Stored entries:

[Start]

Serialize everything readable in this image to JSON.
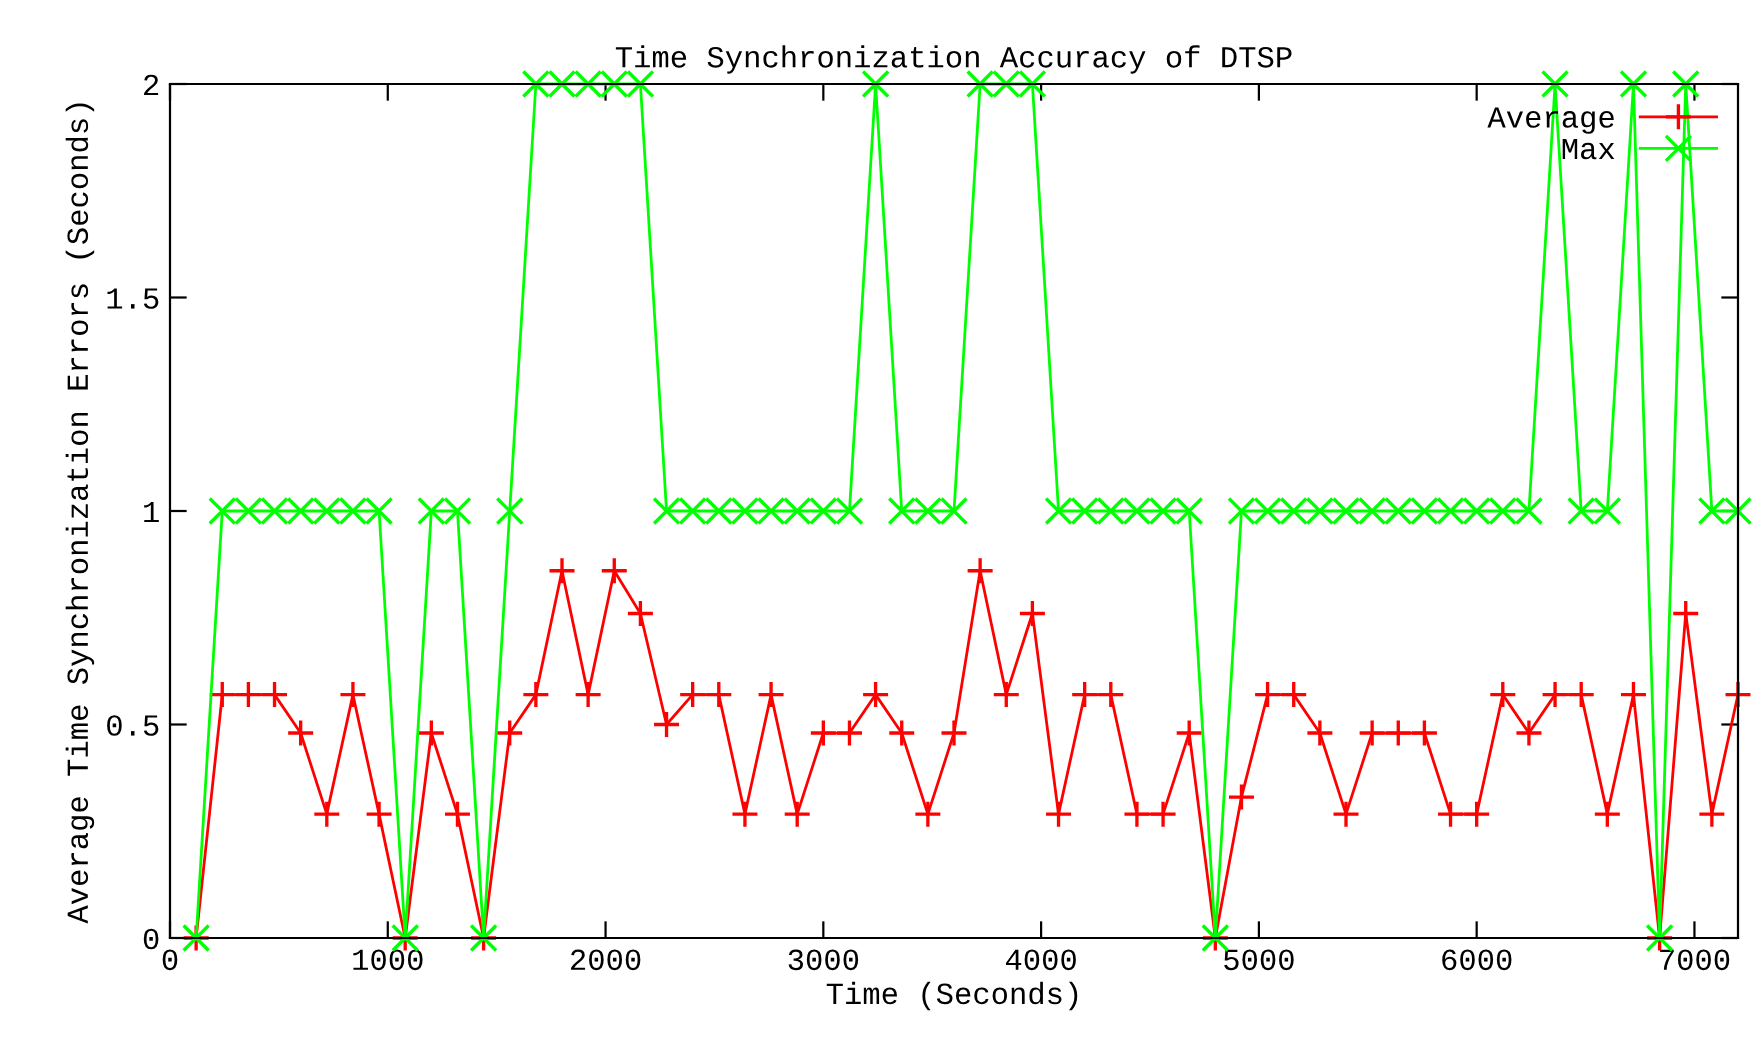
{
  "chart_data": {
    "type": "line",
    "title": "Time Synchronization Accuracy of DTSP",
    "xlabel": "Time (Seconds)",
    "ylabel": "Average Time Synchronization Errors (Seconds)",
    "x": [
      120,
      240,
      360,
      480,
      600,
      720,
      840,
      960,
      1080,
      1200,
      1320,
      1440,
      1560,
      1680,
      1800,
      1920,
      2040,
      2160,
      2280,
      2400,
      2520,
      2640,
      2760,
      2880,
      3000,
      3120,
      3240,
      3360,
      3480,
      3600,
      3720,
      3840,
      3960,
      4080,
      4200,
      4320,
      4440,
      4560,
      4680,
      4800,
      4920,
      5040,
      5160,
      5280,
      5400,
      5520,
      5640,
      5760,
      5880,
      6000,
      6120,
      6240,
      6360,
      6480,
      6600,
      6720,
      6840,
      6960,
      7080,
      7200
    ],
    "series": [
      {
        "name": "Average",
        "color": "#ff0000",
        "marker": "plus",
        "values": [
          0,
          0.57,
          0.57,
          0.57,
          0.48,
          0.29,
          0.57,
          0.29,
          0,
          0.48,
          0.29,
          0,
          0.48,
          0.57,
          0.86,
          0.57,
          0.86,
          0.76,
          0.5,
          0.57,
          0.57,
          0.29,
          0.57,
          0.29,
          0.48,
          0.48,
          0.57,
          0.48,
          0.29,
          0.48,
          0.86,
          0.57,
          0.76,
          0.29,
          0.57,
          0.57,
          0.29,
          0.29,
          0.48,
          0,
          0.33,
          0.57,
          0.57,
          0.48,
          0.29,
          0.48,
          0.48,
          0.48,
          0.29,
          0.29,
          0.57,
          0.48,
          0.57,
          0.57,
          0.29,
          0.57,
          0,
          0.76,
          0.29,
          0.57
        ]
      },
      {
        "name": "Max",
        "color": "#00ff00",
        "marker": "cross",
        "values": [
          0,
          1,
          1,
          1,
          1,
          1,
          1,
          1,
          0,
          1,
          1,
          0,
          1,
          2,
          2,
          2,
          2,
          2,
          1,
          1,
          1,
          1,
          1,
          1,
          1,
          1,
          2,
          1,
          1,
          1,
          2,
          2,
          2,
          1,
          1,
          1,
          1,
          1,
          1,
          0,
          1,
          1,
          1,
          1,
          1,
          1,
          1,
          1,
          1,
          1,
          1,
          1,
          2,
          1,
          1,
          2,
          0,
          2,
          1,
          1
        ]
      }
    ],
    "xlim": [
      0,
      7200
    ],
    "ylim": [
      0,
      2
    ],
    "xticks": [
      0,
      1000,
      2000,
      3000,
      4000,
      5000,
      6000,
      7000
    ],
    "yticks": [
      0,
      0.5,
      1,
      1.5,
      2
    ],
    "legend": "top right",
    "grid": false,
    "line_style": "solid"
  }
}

[End]

Task details:
Omitting all images, print the listing exactly.

Full output:
Serialize everything readable in this image to JSON.
{
  "chart_data": {
    "type": "line",
    "title": "Time Synchronization Accuracy of DTSP",
    "xlabel": "Time (Seconds)",
    "ylabel": "Average Time Synchronization Errors (Seconds)",
    "x": [
      120,
      240,
      360,
      480,
      600,
      720,
      840,
      960,
      1080,
      1200,
      1320,
      1440,
      1560,
      1680,
      1800,
      1920,
      2040,
      2160,
      2280,
      2400,
      2520,
      2640,
      2760,
      2880,
      3000,
      3120,
      3240,
      3360,
      3480,
      3600,
      3720,
      3840,
      3960,
      4080,
      4200,
      4320,
      4440,
      4560,
      4680,
      4800,
      4920,
      5040,
      5160,
      5280,
      5400,
      5520,
      5640,
      5760,
      5880,
      6000,
      6120,
      6240,
      6360,
      6480,
      6600,
      6720,
      6840,
      6960,
      7080,
      7200
    ],
    "series": [
      {
        "name": "Average",
        "color": "#ff0000",
        "marker": "plus",
        "values": [
          0,
          0.57,
          0.57,
          0.57,
          0.48,
          0.29,
          0.57,
          0.29,
          0,
          0.48,
          0.29,
          0,
          0.48,
          0.57,
          0.86,
          0.57,
          0.86,
          0.76,
          0.5,
          0.57,
          0.57,
          0.29,
          0.57,
          0.29,
          0.48,
          0.48,
          0.57,
          0.48,
          0.29,
          0.48,
          0.86,
          0.57,
          0.76,
          0.29,
          0.57,
          0.57,
          0.29,
          0.29,
          0.48,
          0,
          0.33,
          0.57,
          0.57,
          0.48,
          0.29,
          0.48,
          0.48,
          0.48,
          0.29,
          0.29,
          0.57,
          0.48,
          0.57,
          0.57,
          0.29,
          0.57,
          0,
          0.76,
          0.29,
          0.57
        ]
      },
      {
        "name": "Max",
        "color": "#00ff00",
        "marker": "cross",
        "values": [
          0,
          1,
          1,
          1,
          1,
          1,
          1,
          1,
          0,
          1,
          1,
          0,
          1,
          2,
          2,
          2,
          2,
          2,
          1,
          1,
          1,
          1,
          1,
          1,
          1,
          1,
          2,
          1,
          1,
          1,
          2,
          2,
          2,
          1,
          1,
          1,
          1,
          1,
          1,
          0,
          1,
          1,
          1,
          1,
          1,
          1,
          1,
          1,
          1,
          1,
          1,
          1,
          2,
          1,
          1,
          2,
          0,
          2,
          1,
          1
        ]
      }
    ],
    "xlim": [
      0,
      7200
    ],
    "ylim": [
      0,
      2
    ],
    "xticks": [
      0,
      1000,
      2000,
      3000,
      4000,
      5000,
      6000,
      7000
    ],
    "yticks": [
      0,
      0.5,
      1,
      1.5,
      2
    ],
    "legend": "top right",
    "grid": false,
    "line_style": "solid"
  }
}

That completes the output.